◆ The problem: Report only the number of lines in this material that include "influence".

◆ Records to process:
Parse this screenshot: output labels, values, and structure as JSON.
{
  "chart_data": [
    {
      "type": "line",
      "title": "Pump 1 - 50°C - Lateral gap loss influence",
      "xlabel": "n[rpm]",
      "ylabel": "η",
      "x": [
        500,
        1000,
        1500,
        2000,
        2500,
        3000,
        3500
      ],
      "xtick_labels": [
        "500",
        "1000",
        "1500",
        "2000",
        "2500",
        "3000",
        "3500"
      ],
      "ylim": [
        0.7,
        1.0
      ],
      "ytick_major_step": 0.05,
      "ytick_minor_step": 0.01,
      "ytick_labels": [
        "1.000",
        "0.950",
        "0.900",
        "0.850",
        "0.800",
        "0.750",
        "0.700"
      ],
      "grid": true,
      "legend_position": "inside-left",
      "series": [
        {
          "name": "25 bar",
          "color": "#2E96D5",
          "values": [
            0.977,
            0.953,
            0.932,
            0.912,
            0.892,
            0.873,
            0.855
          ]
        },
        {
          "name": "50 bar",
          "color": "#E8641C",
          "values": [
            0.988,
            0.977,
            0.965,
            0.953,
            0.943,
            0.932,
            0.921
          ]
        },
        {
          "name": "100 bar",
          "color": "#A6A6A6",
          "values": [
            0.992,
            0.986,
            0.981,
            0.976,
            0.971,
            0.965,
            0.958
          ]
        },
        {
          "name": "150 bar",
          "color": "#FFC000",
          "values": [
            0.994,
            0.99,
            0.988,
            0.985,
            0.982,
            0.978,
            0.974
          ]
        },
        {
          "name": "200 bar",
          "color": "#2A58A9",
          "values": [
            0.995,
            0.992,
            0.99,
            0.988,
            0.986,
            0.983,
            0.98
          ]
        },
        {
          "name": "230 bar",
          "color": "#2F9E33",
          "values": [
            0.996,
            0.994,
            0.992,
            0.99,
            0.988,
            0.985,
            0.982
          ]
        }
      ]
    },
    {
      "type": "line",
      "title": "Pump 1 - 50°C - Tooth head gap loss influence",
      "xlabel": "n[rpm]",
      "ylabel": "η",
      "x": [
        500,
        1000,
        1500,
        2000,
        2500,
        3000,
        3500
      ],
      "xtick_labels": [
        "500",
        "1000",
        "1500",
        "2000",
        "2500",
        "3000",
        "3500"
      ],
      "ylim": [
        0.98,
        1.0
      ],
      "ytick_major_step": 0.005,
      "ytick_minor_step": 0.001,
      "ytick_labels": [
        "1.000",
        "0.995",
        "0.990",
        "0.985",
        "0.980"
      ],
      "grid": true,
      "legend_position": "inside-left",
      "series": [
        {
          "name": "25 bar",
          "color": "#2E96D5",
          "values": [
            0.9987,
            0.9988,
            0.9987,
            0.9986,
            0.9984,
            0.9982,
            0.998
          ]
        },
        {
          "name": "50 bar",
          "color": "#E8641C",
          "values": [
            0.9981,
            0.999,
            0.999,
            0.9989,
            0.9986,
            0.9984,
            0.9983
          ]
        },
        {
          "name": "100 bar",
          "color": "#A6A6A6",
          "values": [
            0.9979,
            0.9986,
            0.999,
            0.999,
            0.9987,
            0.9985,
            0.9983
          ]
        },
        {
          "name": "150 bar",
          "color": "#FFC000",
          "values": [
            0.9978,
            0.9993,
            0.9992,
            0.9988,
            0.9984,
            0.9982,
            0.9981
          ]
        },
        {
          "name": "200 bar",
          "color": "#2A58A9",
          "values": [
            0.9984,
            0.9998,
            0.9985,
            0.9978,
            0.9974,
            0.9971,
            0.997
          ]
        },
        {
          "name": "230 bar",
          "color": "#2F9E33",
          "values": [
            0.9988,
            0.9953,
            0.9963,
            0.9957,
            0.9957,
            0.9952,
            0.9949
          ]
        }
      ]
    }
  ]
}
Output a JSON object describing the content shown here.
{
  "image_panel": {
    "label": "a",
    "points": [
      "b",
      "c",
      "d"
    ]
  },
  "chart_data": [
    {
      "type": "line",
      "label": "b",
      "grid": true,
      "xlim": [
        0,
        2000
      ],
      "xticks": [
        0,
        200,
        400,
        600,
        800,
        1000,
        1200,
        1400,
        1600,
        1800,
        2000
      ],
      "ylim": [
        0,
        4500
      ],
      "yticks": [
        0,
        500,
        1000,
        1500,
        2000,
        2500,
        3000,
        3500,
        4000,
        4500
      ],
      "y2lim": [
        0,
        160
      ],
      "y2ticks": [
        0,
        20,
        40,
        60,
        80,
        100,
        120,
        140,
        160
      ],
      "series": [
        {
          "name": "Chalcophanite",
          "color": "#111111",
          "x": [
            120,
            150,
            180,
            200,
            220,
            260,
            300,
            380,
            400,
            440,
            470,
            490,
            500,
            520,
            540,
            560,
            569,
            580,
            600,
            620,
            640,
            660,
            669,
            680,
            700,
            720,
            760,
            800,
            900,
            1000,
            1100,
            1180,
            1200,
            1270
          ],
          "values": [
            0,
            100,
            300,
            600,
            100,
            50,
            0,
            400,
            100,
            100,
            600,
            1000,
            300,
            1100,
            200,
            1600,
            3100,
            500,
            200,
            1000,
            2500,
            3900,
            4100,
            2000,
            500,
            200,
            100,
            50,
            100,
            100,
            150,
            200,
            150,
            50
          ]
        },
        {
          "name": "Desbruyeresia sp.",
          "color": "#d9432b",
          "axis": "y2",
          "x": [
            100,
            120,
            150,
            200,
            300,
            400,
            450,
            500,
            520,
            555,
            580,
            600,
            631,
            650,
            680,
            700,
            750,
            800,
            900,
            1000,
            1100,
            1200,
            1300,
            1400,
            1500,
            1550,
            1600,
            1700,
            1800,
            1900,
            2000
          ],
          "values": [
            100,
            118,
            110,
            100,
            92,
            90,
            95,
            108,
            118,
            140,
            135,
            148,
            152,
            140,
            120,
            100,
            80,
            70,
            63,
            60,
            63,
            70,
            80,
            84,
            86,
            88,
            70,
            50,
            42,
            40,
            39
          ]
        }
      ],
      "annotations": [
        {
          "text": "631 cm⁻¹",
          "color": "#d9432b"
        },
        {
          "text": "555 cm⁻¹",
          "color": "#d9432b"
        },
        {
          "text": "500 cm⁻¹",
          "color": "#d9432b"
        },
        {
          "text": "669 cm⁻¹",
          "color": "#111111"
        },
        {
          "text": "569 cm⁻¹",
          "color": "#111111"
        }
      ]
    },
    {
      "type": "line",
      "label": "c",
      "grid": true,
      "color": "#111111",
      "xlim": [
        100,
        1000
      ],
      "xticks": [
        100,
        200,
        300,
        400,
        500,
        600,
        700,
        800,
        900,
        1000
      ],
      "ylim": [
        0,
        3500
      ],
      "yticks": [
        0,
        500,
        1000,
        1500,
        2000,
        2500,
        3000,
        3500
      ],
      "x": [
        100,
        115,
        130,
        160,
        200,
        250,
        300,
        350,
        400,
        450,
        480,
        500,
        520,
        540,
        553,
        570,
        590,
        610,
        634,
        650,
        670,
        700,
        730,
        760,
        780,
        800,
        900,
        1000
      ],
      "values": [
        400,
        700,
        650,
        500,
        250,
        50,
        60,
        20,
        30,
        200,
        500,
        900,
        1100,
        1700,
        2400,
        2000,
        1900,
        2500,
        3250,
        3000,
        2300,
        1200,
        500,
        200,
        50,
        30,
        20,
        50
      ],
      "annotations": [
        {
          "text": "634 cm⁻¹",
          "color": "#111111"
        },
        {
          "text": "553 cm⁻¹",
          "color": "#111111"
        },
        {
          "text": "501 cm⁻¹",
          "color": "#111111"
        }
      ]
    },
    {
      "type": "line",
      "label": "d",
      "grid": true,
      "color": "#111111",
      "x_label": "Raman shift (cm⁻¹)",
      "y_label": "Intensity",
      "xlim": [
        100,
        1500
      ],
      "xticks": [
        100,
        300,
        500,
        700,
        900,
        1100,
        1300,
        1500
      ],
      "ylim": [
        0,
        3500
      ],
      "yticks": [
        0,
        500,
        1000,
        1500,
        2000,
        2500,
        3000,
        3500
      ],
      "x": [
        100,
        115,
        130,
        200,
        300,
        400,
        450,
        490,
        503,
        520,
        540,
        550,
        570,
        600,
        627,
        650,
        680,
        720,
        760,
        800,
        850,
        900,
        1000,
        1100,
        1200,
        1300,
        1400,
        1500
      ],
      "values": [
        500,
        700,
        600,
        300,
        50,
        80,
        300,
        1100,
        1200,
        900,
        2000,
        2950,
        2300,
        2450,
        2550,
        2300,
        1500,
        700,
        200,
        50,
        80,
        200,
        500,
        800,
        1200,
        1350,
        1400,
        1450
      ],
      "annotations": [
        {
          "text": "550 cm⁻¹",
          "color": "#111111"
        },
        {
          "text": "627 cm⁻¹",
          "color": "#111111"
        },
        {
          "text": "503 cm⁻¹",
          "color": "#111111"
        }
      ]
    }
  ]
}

◆ Correct output: 2